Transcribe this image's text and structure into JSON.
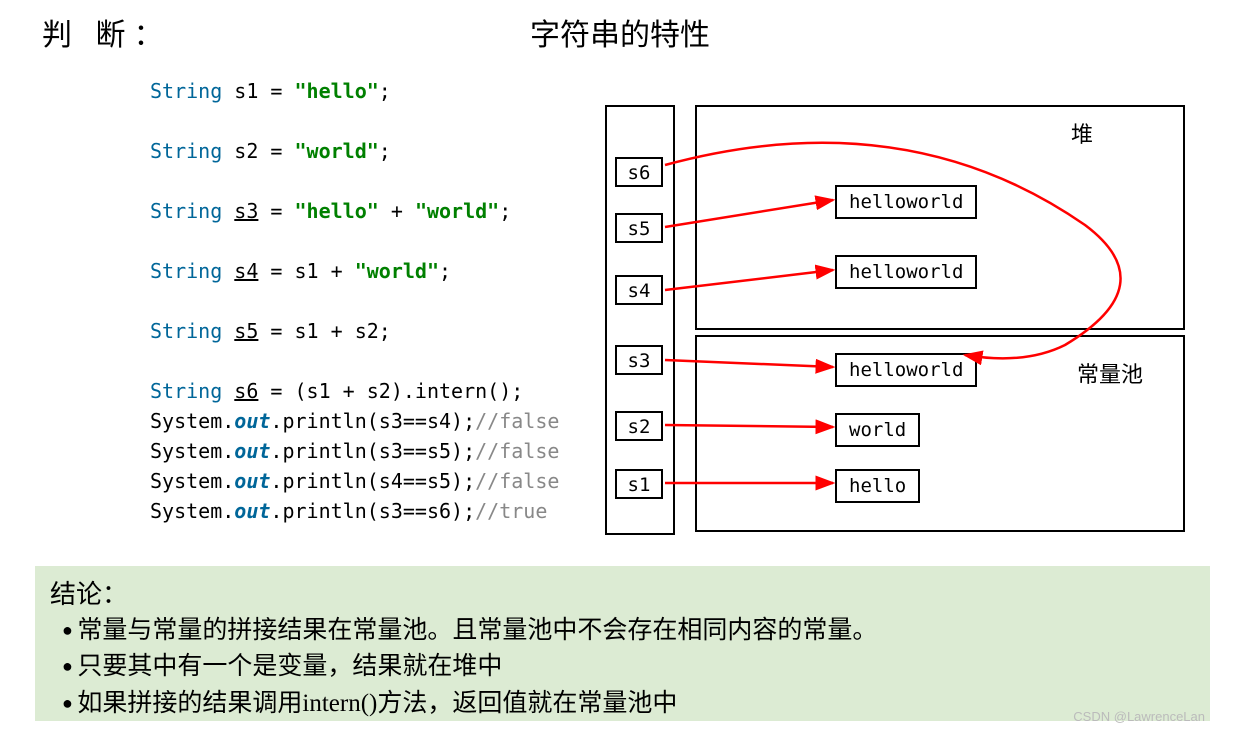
{
  "header": {
    "judge": "判 断：",
    "title": "字符串的特性"
  },
  "code": {
    "l1_a": "String",
    "l1_b": " s1 = ",
    "l1_c": "\"hello\"",
    "l1_d": ";",
    "l2_a": "String",
    "l2_b": " s2 = ",
    "l2_c": "\"world\"",
    "l2_d": ";",
    "l3_a": "String",
    "l3_b": " ",
    "l3_v": "s3",
    "l3_c": " = ",
    "l3_d": "\"hello\"",
    "l3_e": " + ",
    "l3_f": "\"world\"",
    "l3_g": ";",
    "l4_a": "String",
    "l4_b": " ",
    "l4_v": "s4",
    "l4_c": " = s1 + ",
    "l4_d": "\"world\"",
    "l4_e": ";",
    "l5_a": "String",
    "l5_b": " ",
    "l5_v": "s5",
    "l5_c": " = s1 + s2;",
    "l6_a": "String",
    "l6_b": " ",
    "l6_v": "s6",
    "l6_c": " = (s1 + s2).intern();",
    "l7_a": "System.",
    "l7_b": "out",
    "l7_c": ".println(s3==s4);",
    "l7_d": "//false",
    "l8_a": "System.",
    "l8_b": "out",
    "l8_c": ".println(s3==s5);",
    "l8_d": "//false",
    "l9_a": "System.",
    "l9_b": "out",
    "l9_c": ".println(s4==s5);",
    "l9_d": "//false",
    "l10_a": "System.",
    "l10_b": "out",
    "l10_c": ".println(s3==s6);",
    "l10_d": "//true"
  },
  "diagram": {
    "heap_label": "堆",
    "pool_label": "常量池",
    "stack": {
      "s1": "s1",
      "s2": "s2",
      "s3": "s3",
      "s4": "s4",
      "s5": "s5",
      "s6": "s6"
    },
    "heap": {
      "h1": "helloworld",
      "h2": "helloworld"
    },
    "pool": {
      "p1": "helloworld",
      "p2": "world",
      "p3": "hello"
    }
  },
  "conclusion": {
    "title": "结论：",
    "items": [
      "常量与常量的拼接结果在常量池。且常量池中不会存在相同内容的常量。",
      "只要其中有一个是变量，结果就在堆中",
      "如果拼接的结果调用intern()方法，返回值就在常量池中"
    ]
  },
  "watermark": "CSDN @LawrenceLan"
}
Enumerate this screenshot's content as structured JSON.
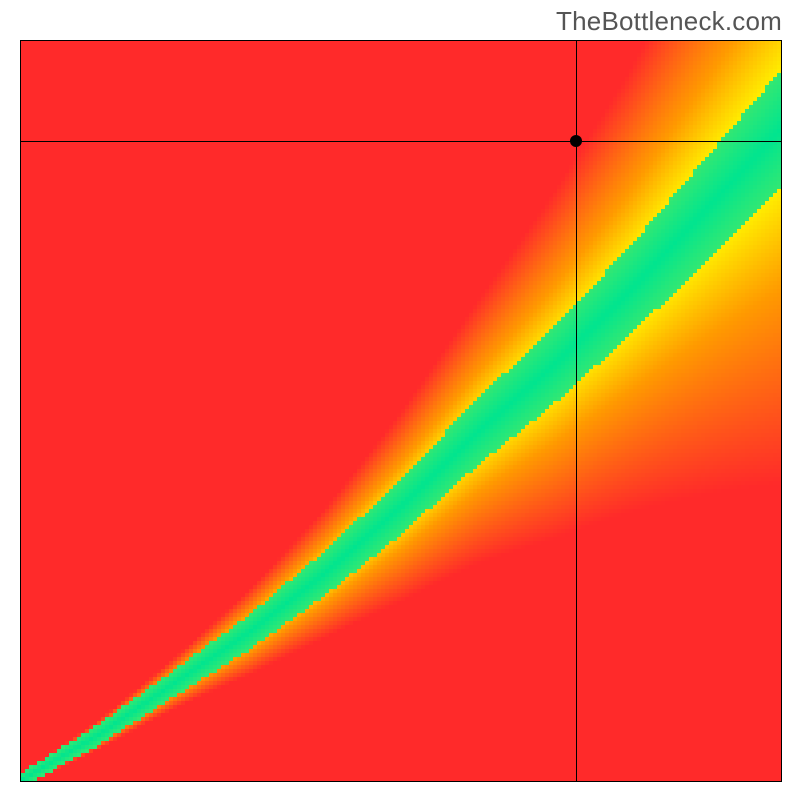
{
  "watermark": "TheBottleneck.com",
  "chart_data": {
    "type": "heatmap",
    "title": "",
    "xlabel": "",
    "ylabel": "",
    "xlim": [
      0,
      1
    ],
    "ylim": [
      0,
      1
    ],
    "marker": {
      "x": 0.73,
      "y": 0.865
    },
    "ridge": {
      "description": "Green compatibility band center (y as function of x), normalized 0–1",
      "points": [
        {
          "x": 0.0,
          "y": 0.0
        },
        {
          "x": 0.1,
          "y": 0.06
        },
        {
          "x": 0.2,
          "y": 0.13
        },
        {
          "x": 0.3,
          "y": 0.2
        },
        {
          "x": 0.4,
          "y": 0.28
        },
        {
          "x": 0.5,
          "y": 0.37
        },
        {
          "x": 0.6,
          "y": 0.47
        },
        {
          "x": 0.7,
          "y": 0.56
        },
        {
          "x": 0.8,
          "y": 0.66
        },
        {
          "x": 0.9,
          "y": 0.77
        },
        {
          "x": 1.0,
          "y": 0.88
        }
      ]
    },
    "band_halfwidth": {
      "description": "Approx half-width of green band (fraction of axis) at each x",
      "points": [
        {
          "x": 0.0,
          "w": 0.01
        },
        {
          "x": 0.2,
          "w": 0.018
        },
        {
          "x": 0.4,
          "w": 0.03
        },
        {
          "x": 0.6,
          "w": 0.045
        },
        {
          "x": 0.8,
          "w": 0.06
        },
        {
          "x": 1.0,
          "w": 0.08
        }
      ]
    },
    "palette": {
      "green": "#00e58f",
      "yellow": "#fff200",
      "orange": "#ff9a00",
      "red": "#ff2a2a"
    }
  }
}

......

Required task
Show every line of the records above that contains the word "JSON".

Task solution
Transcribe this image's text and structure into JSON.
Enumerate this screenshot's content as structured JSON.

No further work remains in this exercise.